[Begin]

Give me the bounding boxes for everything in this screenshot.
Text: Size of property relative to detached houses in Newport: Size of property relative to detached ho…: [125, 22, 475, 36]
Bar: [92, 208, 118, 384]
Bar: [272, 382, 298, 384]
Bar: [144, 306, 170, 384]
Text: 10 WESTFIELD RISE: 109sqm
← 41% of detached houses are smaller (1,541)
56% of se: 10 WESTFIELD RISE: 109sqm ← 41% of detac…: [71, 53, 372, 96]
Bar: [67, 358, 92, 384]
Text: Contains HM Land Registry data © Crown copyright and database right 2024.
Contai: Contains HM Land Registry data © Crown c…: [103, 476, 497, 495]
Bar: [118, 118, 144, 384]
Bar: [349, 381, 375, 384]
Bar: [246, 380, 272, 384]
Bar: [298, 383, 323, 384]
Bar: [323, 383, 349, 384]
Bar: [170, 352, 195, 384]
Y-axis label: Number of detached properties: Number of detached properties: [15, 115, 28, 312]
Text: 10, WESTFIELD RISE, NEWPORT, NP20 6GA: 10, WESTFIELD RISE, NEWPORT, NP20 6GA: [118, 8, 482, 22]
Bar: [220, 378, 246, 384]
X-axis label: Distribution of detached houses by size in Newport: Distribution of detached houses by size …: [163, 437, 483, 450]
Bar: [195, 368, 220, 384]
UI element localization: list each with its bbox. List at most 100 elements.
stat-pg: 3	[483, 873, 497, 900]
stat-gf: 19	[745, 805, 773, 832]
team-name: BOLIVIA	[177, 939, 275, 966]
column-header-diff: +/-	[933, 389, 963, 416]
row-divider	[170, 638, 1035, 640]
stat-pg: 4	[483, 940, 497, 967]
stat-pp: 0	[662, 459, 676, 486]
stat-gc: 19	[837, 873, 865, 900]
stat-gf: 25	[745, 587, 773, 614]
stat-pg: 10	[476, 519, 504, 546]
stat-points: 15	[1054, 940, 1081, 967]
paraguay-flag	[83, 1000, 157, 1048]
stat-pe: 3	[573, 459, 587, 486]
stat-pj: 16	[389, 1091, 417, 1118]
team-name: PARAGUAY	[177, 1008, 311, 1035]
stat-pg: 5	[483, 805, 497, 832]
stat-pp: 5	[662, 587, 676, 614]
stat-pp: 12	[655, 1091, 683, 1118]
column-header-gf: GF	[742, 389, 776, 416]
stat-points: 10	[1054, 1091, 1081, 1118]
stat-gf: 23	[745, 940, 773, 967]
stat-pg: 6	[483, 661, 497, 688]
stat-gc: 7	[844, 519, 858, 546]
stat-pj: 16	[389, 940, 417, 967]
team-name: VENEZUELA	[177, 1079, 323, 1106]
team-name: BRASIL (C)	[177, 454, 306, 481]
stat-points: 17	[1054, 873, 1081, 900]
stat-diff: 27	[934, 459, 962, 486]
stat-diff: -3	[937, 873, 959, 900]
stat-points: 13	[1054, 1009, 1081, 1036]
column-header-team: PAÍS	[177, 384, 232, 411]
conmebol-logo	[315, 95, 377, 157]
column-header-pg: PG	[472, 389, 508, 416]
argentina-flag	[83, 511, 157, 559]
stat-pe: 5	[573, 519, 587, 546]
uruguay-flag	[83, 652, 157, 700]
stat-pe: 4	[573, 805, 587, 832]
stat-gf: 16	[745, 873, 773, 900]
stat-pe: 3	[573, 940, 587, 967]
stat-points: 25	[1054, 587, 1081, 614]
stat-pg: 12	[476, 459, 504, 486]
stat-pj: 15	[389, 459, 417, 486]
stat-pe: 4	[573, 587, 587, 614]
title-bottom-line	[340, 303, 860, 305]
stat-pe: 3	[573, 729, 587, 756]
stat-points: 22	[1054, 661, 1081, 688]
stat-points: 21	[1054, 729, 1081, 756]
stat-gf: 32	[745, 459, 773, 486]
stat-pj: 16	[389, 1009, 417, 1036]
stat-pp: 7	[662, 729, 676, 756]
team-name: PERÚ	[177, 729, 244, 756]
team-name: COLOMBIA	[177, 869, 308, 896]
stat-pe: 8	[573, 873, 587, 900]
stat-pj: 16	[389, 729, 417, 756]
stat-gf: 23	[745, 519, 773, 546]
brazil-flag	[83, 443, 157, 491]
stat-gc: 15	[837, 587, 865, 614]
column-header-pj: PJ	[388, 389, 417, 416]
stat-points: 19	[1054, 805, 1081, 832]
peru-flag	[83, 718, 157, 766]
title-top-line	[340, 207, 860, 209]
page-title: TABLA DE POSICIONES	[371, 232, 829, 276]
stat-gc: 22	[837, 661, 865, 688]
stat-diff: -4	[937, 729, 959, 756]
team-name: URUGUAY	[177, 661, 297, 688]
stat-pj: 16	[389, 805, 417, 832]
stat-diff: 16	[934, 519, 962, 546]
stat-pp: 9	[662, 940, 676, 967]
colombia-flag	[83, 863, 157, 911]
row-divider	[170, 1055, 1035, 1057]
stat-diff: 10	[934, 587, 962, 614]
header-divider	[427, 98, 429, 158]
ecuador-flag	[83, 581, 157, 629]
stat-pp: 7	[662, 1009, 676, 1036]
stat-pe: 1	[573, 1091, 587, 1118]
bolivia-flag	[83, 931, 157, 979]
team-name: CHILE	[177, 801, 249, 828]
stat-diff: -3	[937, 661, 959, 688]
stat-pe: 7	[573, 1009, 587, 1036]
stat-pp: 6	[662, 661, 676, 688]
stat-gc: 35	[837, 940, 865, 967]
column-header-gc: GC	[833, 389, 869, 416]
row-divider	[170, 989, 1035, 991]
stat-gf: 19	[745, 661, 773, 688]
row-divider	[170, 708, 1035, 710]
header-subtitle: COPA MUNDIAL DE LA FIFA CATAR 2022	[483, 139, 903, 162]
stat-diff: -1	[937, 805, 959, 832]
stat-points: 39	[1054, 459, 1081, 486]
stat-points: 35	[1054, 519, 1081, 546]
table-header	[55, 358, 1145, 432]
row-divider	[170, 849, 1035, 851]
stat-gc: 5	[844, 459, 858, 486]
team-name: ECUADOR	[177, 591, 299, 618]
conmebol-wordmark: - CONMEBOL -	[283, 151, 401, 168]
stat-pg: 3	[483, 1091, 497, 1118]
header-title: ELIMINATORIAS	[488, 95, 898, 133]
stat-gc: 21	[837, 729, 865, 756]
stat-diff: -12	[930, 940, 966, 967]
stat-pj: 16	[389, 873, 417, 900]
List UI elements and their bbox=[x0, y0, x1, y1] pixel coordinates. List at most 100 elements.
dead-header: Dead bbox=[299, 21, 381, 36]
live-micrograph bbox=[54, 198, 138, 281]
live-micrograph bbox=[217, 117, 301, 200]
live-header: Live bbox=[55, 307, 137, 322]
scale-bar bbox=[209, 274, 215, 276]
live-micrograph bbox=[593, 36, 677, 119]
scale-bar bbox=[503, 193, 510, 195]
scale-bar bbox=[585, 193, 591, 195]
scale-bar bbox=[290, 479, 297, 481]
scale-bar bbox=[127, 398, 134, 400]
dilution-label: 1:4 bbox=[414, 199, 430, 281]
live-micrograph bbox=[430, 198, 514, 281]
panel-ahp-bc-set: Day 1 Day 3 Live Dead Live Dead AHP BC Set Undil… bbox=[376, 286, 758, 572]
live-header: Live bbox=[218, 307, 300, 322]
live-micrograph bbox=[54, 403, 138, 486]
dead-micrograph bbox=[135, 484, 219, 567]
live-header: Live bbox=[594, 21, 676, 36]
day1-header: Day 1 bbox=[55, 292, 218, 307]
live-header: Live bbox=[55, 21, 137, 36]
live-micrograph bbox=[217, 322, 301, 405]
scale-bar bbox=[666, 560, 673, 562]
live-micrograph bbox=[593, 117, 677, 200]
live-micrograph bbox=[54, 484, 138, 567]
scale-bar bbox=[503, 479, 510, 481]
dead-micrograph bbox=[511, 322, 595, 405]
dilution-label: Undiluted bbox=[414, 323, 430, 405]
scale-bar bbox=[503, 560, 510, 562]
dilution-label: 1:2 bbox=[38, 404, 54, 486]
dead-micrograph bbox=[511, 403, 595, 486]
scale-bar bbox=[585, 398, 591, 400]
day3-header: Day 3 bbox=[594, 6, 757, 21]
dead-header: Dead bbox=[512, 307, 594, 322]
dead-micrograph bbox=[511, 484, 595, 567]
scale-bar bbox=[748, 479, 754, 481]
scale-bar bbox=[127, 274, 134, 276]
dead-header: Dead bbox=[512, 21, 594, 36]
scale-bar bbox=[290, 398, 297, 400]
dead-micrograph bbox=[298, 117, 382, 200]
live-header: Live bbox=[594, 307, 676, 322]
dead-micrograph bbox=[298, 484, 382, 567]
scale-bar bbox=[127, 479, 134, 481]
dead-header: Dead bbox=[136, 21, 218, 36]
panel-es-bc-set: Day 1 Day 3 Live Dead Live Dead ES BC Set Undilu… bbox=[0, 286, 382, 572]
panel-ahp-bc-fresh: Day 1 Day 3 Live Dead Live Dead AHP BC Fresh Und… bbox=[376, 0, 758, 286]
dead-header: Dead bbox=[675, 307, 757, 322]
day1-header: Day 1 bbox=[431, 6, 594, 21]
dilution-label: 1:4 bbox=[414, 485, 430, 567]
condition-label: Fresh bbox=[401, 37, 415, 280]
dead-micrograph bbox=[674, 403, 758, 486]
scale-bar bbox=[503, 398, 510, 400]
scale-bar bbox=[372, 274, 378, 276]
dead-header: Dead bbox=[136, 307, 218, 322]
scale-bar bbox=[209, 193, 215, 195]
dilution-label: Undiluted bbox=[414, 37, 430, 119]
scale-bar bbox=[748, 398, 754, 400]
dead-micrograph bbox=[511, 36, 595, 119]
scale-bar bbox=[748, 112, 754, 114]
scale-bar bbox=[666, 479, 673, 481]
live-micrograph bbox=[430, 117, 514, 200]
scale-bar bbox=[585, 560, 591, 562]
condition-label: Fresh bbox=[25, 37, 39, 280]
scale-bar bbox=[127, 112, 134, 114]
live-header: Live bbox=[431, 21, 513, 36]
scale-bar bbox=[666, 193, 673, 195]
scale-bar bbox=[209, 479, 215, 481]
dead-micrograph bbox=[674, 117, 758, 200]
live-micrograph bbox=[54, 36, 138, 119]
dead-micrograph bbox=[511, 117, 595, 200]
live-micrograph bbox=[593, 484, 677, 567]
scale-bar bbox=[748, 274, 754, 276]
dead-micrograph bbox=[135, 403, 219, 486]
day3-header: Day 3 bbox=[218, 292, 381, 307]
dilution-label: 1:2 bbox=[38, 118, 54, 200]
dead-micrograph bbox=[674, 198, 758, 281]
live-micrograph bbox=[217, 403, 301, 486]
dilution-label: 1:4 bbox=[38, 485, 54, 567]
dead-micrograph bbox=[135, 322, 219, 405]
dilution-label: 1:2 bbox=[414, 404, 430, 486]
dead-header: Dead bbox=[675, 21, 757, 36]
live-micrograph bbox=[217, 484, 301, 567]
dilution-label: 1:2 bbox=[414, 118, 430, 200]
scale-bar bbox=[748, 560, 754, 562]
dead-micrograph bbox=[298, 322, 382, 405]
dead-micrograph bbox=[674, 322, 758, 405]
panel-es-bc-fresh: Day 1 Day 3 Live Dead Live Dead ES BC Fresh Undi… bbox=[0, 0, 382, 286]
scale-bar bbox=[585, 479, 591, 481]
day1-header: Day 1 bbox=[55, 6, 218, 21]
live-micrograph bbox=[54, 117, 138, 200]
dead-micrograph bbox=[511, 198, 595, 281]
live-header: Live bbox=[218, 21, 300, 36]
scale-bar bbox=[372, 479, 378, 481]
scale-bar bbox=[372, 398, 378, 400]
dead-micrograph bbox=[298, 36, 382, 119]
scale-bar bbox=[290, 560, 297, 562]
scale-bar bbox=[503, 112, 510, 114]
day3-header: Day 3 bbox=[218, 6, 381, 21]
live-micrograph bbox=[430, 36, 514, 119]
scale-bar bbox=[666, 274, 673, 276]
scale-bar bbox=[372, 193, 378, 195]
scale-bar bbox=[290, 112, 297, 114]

[End]

(Objective): Gather every line above that contains the string "RISE", matching its case exactly.

(Solution to the problem):
Text: 10 WESTFIELD RISE: 109sqm
56% of se: 10 WESTFIELD RISE: 109sqm ← 41% of detac…: [71, 53, 372, 96]
Text: 10, WESTFIELD RISE, NEWPORT, NP20 6GA: 10, WESTFIELD RISE, NEWPORT, NP20 6GA: [118, 8, 482, 22]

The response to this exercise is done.